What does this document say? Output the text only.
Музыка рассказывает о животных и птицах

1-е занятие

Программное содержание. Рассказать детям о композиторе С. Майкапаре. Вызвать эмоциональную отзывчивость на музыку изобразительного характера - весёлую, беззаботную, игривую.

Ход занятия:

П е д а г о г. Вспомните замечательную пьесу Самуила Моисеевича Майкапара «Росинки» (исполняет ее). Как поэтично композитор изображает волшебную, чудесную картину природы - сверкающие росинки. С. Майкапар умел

------------------------------

## EXERCISE DIRECTIONS
Take the records above and return them exactly as written.

## ANSWER TO THE TASK
What does this document say? Output the text only.
Музыка рассказывает о животных и птицах

1-е занятие

Программное содержание. Рассказать детям о композиторе С. Майкапаре. Вызвать эмоциональную отзывчивость на музыку изобразительного характера - весёлую, беззаботную, игривую.

Ход занятия:

П е д а г о г. Вспомните замечательную пьесу Самуила Моисеевича Майкапара «Росинки» (исполняет ее). Как поэтично композитор изображает волшебную, чудесную картину природы - сверкающие росинки. С. Майкапар умел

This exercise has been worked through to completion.